● Task description:
Where a line of the listing below includes the word "Проведение", reproduce that line.

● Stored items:
· · · ·
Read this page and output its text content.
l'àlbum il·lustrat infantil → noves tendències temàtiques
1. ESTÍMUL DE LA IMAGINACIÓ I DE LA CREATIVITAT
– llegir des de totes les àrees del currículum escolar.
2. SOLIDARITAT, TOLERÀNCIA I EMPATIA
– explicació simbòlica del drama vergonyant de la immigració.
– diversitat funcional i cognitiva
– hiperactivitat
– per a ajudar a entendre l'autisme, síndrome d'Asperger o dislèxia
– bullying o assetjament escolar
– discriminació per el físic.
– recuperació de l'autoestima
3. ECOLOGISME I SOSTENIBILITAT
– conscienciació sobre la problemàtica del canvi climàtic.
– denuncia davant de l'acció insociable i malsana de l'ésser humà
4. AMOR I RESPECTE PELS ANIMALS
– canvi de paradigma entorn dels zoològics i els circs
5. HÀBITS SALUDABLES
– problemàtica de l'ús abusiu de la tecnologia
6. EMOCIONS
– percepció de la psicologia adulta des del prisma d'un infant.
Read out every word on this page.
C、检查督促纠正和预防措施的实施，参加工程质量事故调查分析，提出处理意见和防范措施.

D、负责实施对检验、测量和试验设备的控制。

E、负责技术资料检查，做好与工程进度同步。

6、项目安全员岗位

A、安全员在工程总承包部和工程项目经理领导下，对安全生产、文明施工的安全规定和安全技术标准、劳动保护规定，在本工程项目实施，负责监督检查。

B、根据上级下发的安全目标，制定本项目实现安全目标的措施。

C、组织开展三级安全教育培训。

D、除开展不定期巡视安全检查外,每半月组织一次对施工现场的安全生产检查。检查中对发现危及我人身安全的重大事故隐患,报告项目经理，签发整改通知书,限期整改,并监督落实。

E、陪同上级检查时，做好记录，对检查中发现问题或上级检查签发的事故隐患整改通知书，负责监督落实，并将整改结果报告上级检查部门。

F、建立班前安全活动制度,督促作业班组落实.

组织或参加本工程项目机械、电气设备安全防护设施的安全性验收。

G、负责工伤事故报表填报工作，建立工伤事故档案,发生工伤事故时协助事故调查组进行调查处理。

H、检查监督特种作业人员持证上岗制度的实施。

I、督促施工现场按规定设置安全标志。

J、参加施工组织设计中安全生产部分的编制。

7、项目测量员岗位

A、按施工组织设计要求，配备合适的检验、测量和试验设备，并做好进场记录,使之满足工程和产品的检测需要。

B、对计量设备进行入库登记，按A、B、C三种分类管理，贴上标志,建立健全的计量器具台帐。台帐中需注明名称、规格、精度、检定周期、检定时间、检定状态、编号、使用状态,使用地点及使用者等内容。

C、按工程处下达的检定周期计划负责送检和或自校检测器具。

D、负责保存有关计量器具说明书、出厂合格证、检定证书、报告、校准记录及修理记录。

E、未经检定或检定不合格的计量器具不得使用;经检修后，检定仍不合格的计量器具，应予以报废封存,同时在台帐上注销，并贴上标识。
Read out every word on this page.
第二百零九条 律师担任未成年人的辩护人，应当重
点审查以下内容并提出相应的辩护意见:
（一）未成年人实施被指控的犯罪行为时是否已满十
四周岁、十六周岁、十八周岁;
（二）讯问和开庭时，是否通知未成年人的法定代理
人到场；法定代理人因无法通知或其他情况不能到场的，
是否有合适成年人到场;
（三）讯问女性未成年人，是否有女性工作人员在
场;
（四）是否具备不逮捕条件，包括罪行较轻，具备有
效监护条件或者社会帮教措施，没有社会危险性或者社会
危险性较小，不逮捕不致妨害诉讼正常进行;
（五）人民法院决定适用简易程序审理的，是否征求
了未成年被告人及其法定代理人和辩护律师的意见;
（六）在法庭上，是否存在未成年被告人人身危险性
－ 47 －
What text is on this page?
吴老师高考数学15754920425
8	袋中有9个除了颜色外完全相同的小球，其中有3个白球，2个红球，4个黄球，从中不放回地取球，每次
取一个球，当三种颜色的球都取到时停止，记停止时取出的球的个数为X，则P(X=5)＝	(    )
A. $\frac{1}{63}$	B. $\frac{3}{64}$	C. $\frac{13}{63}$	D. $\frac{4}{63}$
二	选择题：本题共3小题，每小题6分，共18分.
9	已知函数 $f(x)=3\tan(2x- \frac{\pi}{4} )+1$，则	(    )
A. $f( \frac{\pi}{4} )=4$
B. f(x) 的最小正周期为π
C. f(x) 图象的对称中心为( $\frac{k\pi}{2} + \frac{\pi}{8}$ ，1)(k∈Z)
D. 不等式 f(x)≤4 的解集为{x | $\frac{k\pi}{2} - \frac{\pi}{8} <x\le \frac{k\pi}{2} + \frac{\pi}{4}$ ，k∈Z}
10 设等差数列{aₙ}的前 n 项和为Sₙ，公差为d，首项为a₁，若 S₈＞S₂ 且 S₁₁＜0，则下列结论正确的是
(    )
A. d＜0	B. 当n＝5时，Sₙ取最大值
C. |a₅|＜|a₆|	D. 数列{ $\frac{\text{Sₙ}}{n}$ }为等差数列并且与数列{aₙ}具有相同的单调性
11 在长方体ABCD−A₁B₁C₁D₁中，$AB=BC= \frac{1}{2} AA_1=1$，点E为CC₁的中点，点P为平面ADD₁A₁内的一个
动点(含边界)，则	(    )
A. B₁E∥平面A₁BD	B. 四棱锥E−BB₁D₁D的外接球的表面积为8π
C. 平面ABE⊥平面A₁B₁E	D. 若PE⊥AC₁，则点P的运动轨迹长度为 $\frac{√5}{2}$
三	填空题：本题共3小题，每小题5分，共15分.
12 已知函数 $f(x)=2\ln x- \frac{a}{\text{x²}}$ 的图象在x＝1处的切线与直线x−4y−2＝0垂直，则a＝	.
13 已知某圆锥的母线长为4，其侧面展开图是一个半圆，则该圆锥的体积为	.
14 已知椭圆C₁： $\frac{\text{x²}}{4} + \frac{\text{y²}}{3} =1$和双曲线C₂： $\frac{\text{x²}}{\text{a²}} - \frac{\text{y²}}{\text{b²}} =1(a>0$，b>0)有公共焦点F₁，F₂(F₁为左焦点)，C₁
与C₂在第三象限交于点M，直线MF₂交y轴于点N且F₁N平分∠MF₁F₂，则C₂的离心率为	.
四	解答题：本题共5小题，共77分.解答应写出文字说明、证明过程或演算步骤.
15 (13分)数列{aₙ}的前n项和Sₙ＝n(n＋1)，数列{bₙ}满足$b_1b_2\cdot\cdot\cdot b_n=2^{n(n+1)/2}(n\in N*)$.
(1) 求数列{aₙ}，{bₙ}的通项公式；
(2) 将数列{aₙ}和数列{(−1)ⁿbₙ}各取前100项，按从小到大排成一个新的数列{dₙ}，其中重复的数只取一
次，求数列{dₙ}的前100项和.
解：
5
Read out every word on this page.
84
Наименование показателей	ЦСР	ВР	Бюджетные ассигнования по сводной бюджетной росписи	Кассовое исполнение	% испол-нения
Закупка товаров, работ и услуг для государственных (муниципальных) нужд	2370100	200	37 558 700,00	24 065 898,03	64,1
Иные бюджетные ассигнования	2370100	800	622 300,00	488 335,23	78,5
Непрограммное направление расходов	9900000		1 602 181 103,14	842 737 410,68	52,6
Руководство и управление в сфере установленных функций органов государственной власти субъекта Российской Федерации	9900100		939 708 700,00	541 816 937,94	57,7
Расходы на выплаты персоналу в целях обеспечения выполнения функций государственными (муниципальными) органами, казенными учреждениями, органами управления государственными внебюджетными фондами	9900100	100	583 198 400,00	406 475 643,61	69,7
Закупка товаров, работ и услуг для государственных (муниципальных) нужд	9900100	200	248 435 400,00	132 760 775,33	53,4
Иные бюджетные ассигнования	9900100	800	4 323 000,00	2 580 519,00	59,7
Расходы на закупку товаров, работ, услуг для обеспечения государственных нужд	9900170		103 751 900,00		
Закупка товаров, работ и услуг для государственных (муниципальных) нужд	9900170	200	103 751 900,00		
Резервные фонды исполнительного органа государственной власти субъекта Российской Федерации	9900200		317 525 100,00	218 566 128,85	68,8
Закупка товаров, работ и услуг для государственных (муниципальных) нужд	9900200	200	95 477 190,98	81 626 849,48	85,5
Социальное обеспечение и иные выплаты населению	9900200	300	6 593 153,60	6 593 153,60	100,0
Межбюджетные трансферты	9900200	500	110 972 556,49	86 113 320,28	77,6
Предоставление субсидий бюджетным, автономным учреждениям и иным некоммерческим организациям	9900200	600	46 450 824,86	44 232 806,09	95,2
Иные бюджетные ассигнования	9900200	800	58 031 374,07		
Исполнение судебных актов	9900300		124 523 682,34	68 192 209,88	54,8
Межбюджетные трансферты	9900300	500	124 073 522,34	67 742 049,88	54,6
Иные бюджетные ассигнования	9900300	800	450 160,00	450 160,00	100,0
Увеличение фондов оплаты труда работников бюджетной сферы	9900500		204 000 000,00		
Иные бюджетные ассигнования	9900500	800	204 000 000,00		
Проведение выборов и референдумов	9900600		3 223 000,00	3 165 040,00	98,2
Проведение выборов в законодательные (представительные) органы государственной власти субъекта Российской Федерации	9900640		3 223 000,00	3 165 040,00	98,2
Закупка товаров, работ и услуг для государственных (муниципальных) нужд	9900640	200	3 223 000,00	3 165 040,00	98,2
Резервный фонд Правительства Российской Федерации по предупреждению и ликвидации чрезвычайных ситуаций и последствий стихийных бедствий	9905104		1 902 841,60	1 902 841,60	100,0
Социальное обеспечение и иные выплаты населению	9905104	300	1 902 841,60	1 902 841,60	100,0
· · · ·
● Correct answer:
Проведение выборов и референдумов	9900600		3 223 000,00	3 165 040,00	98,2
Проведение выборов в законодательные (представительные) органы государственной власти субъекта Российской Федерации	9900640		3 223 000,00	3 165 040,00	98,2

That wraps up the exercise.